* Exercise description
Your copy of the material must match it exactly, except that pictures are dropped.

* Input
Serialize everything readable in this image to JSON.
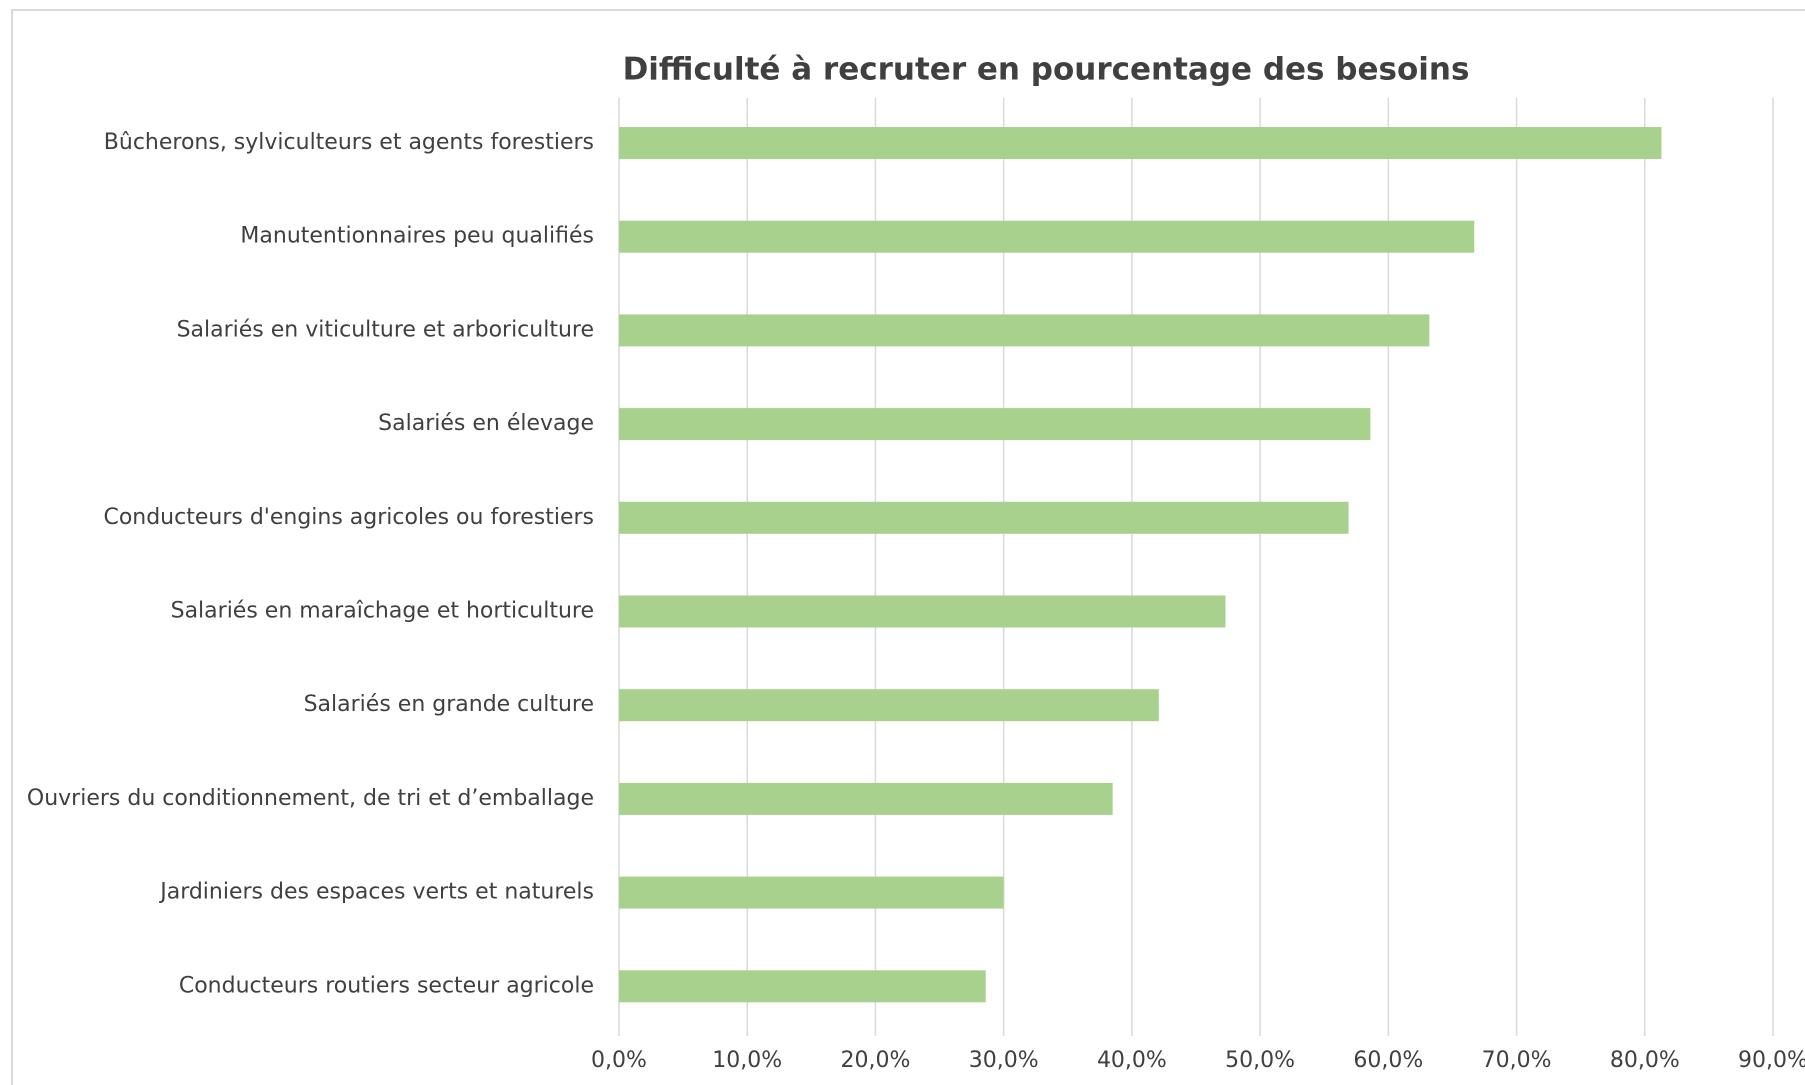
{
  "chart_data": {
    "type": "bar",
    "orientation": "horizontal",
    "title": "Difficulté à recruter en pourcentage des besoins",
    "categories": [
      "Bûcherons, sylviculteurs et agents forestiers",
      "Manutentionnaires peu qualifiés",
      "Salariés en viticulture et arboriculture",
      "Salariés en élevage",
      "Conducteurs d'engins agricoles ou forestiers",
      "Salariés en maraîchage et horticulture",
      "Salariés en grande culture",
      "Ouvriers du conditionnement, de tri et d’emballage",
      "Jardiniers des espaces verts et naturels",
      "Conducteurs routiers secteur agricole"
    ],
    "values": [
      81.3,
      66.7,
      63.2,
      58.6,
      56.9,
      47.3,
      42.1,
      38.5,
      30.0,
      28.6
    ],
    "color": "#a9d18e",
    "xlim": [
      0,
      90
    ],
    "xticks": [
      {
        "value": 0,
        "label": "0,0%"
      },
      {
        "value": 10,
        "label": "10,0%"
      },
      {
        "value": 20,
        "label": "20,0%"
      },
      {
        "value": 30,
        "label": "30,0%"
      },
      {
        "value": 40,
        "label": "40,0%"
      },
      {
        "value": 50,
        "label": "50,0%"
      },
      {
        "value": 60,
        "label": "60,0%"
      },
      {
        "value": 70,
        "label": "70,0%"
      },
      {
        "value": 80,
        "label": "80,0%"
      },
      {
        "value": 90,
        "label": "90,0%"
      }
    ],
    "grid": true
  }
}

* Worked solution
Serialize everything readable in this image to JSON.
{
  "chart_data": {
    "type": "bar",
    "orientation": "horizontal",
    "title": "Difficulté à recruter en pourcentage des besoins",
    "categories": [
      "Bûcherons, sylviculteurs et agents forestiers",
      "Manutentionnaires peu qualifiés",
      "Salariés en viticulture et arboriculture",
      "Salariés en élevage",
      "Conducteurs d'engins agricoles ou forestiers",
      "Salariés en maraîchage et horticulture",
      "Salariés en grande culture",
      "Ouvriers du conditionnement, de tri et d’emballage",
      "Jardiniers des espaces verts et naturels",
      "Conducteurs routiers secteur agricole"
    ],
    "values": [
      81.3,
      66.7,
      63.2,
      58.6,
      56.9,
      47.3,
      42.1,
      38.5,
      30.0,
      28.6
    ],
    "color": "#a9d18e",
    "xlim": [
      0,
      90
    ],
    "xticks": [
      {
        "value": 0,
        "label": "0,0%"
      },
      {
        "value": 10,
        "label": "10,0%"
      },
      {
        "value": 20,
        "label": "20,0%"
      },
      {
        "value": 30,
        "label": "30,0%"
      },
      {
        "value": 40,
        "label": "40,0%"
      },
      {
        "value": 50,
        "label": "50,0%"
      },
      {
        "value": 60,
        "label": "60,0%"
      },
      {
        "value": 70,
        "label": "70,0%"
      },
      {
        "value": 80,
        "label": "80,0%"
      },
      {
        "value": 90,
        "label": "90,0%"
      }
    ],
    "grid": true
  }
}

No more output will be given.